- Records
◆ ◆ ◆

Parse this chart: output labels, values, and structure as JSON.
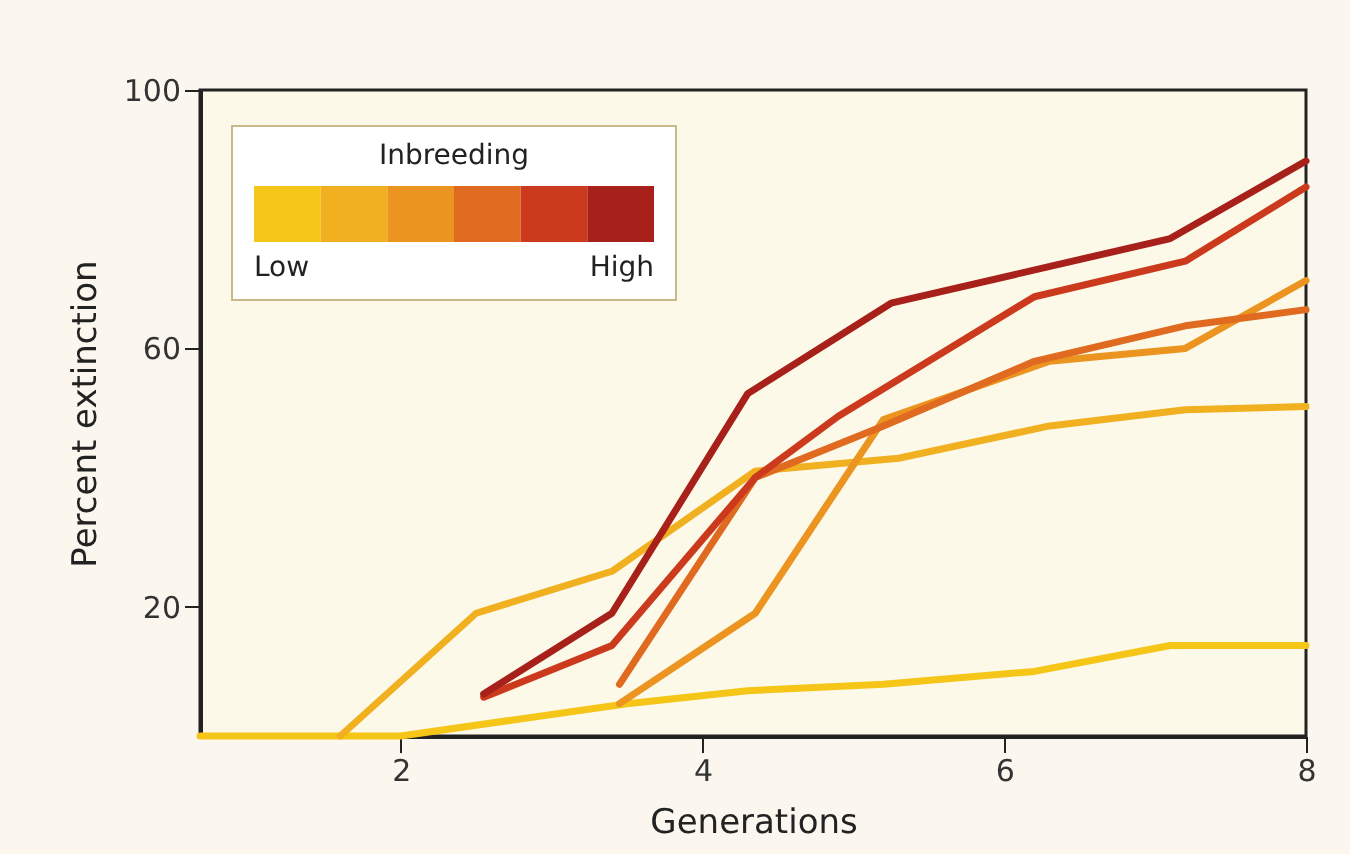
{
  "chart_data": {
    "type": "line",
    "xlabel": "Generations",
    "ylabel": "Percent extinction",
    "legend_title": "Inbreeding",
    "legend": "top left",
    "grid": false,
    "line_style": "solid",
    "marker": "none",
    "xlim": [
      0.67,
      8
    ],
    "ylim": [
      0,
      100
    ],
    "xticks": [
      2,
      4,
      6,
      8
    ],
    "yticks": [
      20,
      60,
      100
    ],
    "series": [
      {
        "name": "Low",
        "color": "#f5c518",
        "x": [
          0.67,
          2,
          3.5,
          4.3,
          5.2,
          6.2,
          7.1,
          8
        ],
        "values": [
          0,
          0,
          5,
          7,
          8,
          10,
          14,
          14
        ]
      },
      {
        "color": "#f0b020",
        "x": [
          1.6,
          2.5,
          3.4,
          4.35,
          5.3,
          6.3,
          7.2,
          8
        ],
        "values": [
          0,
          19,
          25.5,
          41,
          43,
          48,
          50.5,
          51
        ]
      },
      {
        "color": "#eb9420",
        "x": [
          3.45,
          4.35,
          5.2,
          6.3,
          7.2,
          8
        ],
        "values": [
          5,
          19,
          49,
          58,
          60,
          70.5
        ]
      },
      {
        "color": "#e06a20",
        "x": [
          3.45,
          4.35,
          5.2,
          6.2,
          7.2,
          8
        ],
        "values": [
          8,
          40,
          48,
          58,
          63.5,
          66
        ]
      },
      {
        "color": "#cc3a1e",
        "x": [
          2.55,
          3.4,
          4.35,
          4.9,
          6.2,
          7.2,
          8
        ],
        "values": [
          6,
          14,
          40,
          49.5,
          68,
          73.5,
          85
        ]
      },
      {
        "name": "High",
        "color": "#a8201a",
        "x": [
          2.55,
          3.4,
          4.3,
          5.25,
          7.1,
          8
        ],
        "values": [
          6.5,
          19,
          53,
          67,
          77,
          89
        ]
      }
    ]
  }
}
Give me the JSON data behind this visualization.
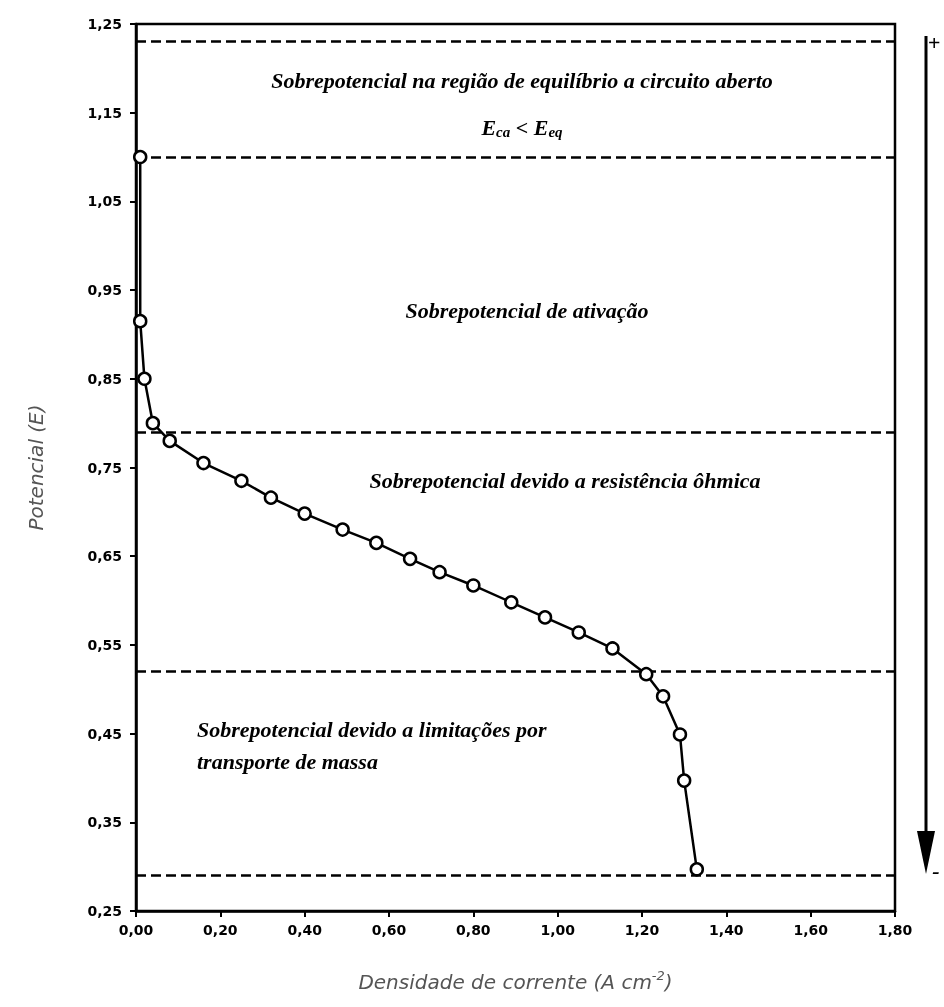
{
  "chart_data": {
    "type": "line",
    "xlabel": "Densidade de corrente (A cm$^{-2}$)",
    "ylabel": "Potencial (E)",
    "x": [
      0.01,
      0.01,
      0.02,
      0.04,
      0.08,
      0.16,
      0.25,
      0.32,
      0.4,
      0.49,
      0.57,
      0.65,
      0.72,
      0.8,
      0.89,
      0.97,
      1.05,
      1.13,
      1.21,
      1.25,
      1.29,
      1.3,
      1.33
    ],
    "series": [
      {
        "color": "#000000",
        "values": [
          1.1,
          0.915,
          0.85,
          0.8,
          0.78,
          0.755,
          0.735,
          0.716,
          0.698,
          0.68,
          0.665,
          0.647,
          0.632,
          0.617,
          0.598,
          0.581,
          0.564,
          0.546,
          0.517,
          0.492,
          0.449,
          0.397,
          0.297
        ]
      }
    ],
    "marker": "circle",
    "line_style": "solid",
    "grid": false,
    "xlim": [
      0,
      1.8
    ],
    "xticks": [
      {
        "value": 0,
        "label": "0,00"
      },
      {
        "value": 0.2,
        "label": "0,20"
      },
      {
        "value": 0.4,
        "label": "0,40"
      },
      {
        "value": 0.6,
        "label": "0,60"
      },
      {
        "value": 0.8,
        "label": "0,80"
      },
      {
        "value": 1.0,
        "label": "1,00"
      },
      {
        "value": 1.2,
        "label": "1,20"
      },
      {
        "value": 1.4,
        "label": "1,40"
      },
      {
        "value": 1.6,
        "label": "1,60"
      },
      {
        "value": 1.8,
        "label": "1,80"
      }
    ],
    "ylim": [
      0.25,
      1.25
    ],
    "yticks": [
      {
        "value": 0.25,
        "label": "0,25"
      },
      {
        "value": 0.35,
        "label": "0,35"
      },
      {
        "value": 0.45,
        "label": "0,45"
      },
      {
        "value": 0.55,
        "label": "0,55"
      },
      {
        "value": 0.65,
        "label": "0,65"
      },
      {
        "value": 0.75,
        "label": "0,75"
      },
      {
        "value": 0.85,
        "label": "0,85"
      },
      {
        "value": 0.95,
        "label": "0,95"
      },
      {
        "value": 1.05,
        "label": "1,05"
      },
      {
        "value": 1.15,
        "label": "1,15"
      },
      {
        "value": 1.25,
        "label": "1,25"
      }
    ],
    "ref_lines": [
      {
        "axis": "y",
        "value": 1.23,
        "color": "#000000",
        "line_style": "dashed"
      },
      {
        "axis": "y",
        "value": 1.1,
        "color": "#000000",
        "line_style": "dashed"
      },
      {
        "axis": "y",
        "value": 0.79,
        "color": "#000000",
        "line_style": "dashed"
      },
      {
        "axis": "y",
        "value": 0.52,
        "color": "#000000",
        "line_style": "dashed"
      },
      {
        "axis": "y",
        "value": 0.29,
        "color": "#000000",
        "line_style": "dashed"
      }
    ],
    "annotations": [
      "Sobrepotencial na região de equilíbrio a circuito aberto",
      "E$_{ca}$ < E$_{eq}$",
      "Sobrepotencial de ativação",
      "Sobrepotencial devido a resistência ôhmica",
      "Sobrepotencial devido a limitações por transporte de massa",
      "+",
      "-"
    ]
  }
}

◆ ◆ ◆

- Problem details
All of the records need repeating exactly, except for the pictures.

- Expected answer
Parse this chart: output labels, values, and structure as JSON.
{
  "chart_data": {
    "type": "line",
    "xlabel": "Generations",
    "ylabel": "Percent extinction",
    "legend_title": "Inbreeding",
    "legend": "top left",
    "grid": false,
    "line_style": "solid",
    "marker": "none",
    "xlim": [
      0.67,
      8
    ],
    "ylim": [
      0,
      100
    ],
    "xticks": [
      2,
      4,
      6,
      8
    ],
    "yticks": [
      20,
      60,
      100
    ],
    "series": [
      {
        "name": "Low",
        "color": "#f5c518",
        "x": [
          0.67,
          2,
          3.5,
          4.3,
          5.2,
          6.2,
          7.1,
          8
        ],
        "values": [
          0,
          0,
          5,
          7,
          8,
          10,
          14,
          14
        ]
      },
      {
        "color": "#f0b020",
        "x": [
          1.6,
          2.5,
          3.4,
          4.35,
          5.3,
          6.3,
          7.2,
          8
        ],
        "values": [
          0,
          19,
          25.5,
          41,
          43,
          48,
          50.5,
          51
        ]
      },
      {
        "color": "#eb9420",
        "x": [
          3.45,
          4.35,
          5.2,
          6.3,
          7.2,
          8
        ],
        "values": [
          5,
          19,
          49,
          58,
          60,
          70.5
        ]
      },
      {
        "color": "#e06a20",
        "x": [
          3.45,
          4.35,
          5.2,
          6.2,
          7.2,
          8
        ],
        "values": [
          8,
          40,
          48,
          58,
          63.5,
          66
        ]
      },
      {
        "color": "#cc3a1e",
        "x": [
          2.55,
          3.4,
          4.35,
          4.9,
          6.2,
          7.2,
          8
        ],
        "values": [
          6,
          14,
          40,
          49.5,
          68,
          73.5,
          85
        ]
      },
      {
        "name": "High",
        "color": "#a8201a",
        "x": [
          2.55,
          3.4,
          4.3,
          5.25,
          7.1,
          8
        ],
        "values": [
          6.5,
          19,
          53,
          67,
          77,
          89
        ]
      }
    ]
  }
}
Give me the JSON data behind this visualization.
{
  "chart_data": {
    "type": "line",
    "xlabel": "Densidade de corrente (A cm$^{-2}$)",
    "ylabel": "Potencial (E)",
    "x": [
      0.01,
      0.01,
      0.02,
      0.04,
      0.08,
      0.16,
      0.25,
      0.32,
      0.4,
      0.49,
      0.57,
      0.65,
      0.72,
      0.8,
      0.89,
      0.97,
      1.05,
      1.13,
      1.21,
      1.25,
      1.29,
      1.3,
      1.33
    ],
    "series": [
      {
        "color": "#000000",
        "values": [
          1.1,
          0.915,
          0.85,
          0.8,
          0.78,
          0.755,
          0.735,
          0.716,
          0.698,
          0.68,
          0.665,
          0.647,
          0.632,
          0.617,
          0.598,
          0.581,
          0.564,
          0.546,
          0.517,
          0.492,
          0.449,
          0.397,
          0.297
        ]
      }
    ],
    "marker": "circle",
    "line_style": "solid",
    "grid": false,
    "xlim": [
      0,
      1.8
    ],
    "xticks": [
      {
        "value": 0,
        "label": "0,00"
      },
      {
        "value": 0.2,
        "label": "0,20"
      },
      {
        "value": 0.4,
        "label": "0,40"
      },
      {
        "value": 0.6,
        "label": "0,60"
      },
      {
        "value": 0.8,
        "label": "0,80"
      },
      {
        "value": 1.0,
        "label": "1,00"
      },
      {
        "value": 1.2,
        "label": "1,20"
      },
      {
        "value": 1.4,
        "label": "1,40"
      },
      {
        "value": 1.6,
        "label": "1,60"
      },
      {
        "value": 1.8,
        "label": "1,80"
      }
    ],
    "ylim": [
      0.25,
      1.25
    ],
    "yticks": [
      {
        "value": 0.25,
        "label": "0,25"
      },
      {
        "value": 0.35,
        "label": "0,35"
      },
      {
        "value": 0.45,
        "label": "0,45"
      },
      {
        "value": 0.55,
        "label": "0,55"
      },
      {
        "value": 0.65,
        "label": "0,65"
      },
      {
        "value": 0.75,
        "label": "0,75"
      },
      {
        "value": 0.85,
        "label": "0,85"
      },
      {
        "value": 0.95,
        "label": "0,95"
      },
      {
        "value": 1.05,
        "label": "1,05"
      },
      {
        "value": 1.15,
        "label": "1,15"
      },
      {
        "value": 1.25,
        "label": "1,25"
      }
    ],
    "ref_lines": [
      {
        "axis": "y",
        "value": 1.23,
        "color": "#000000",
        "line_style": "dashed"
      },
      {
        "axis": "y",
        "value": 1.1,
        "color": "#000000",
        "line_style": "dashed"
      },
      {
        "axis": "y",
        "value": 0.79,
        "color": "#000000",
        "line_style": "dashed"
      },
      {
        "axis": "y",
        "value": 0.52,
        "color": "#000000",
        "line_style": "dashed"
      },
      {
        "axis": "y",
        "value": 0.29,
        "color": "#000000",
        "line_style": "dashed"
      }
    ],
    "annotations": [
      "Sobrepotencial na região de equilíbrio a circuito aberto",
      "E$_{ca}$ < E$_{eq}$",
      "Sobrepotencial de ativação",
      "Sobrepotencial devido a resistência ôhmica",
      "Sobrepotencial devido a limitações por transporte de massa",
      "+",
      "-"
    ]
  }
}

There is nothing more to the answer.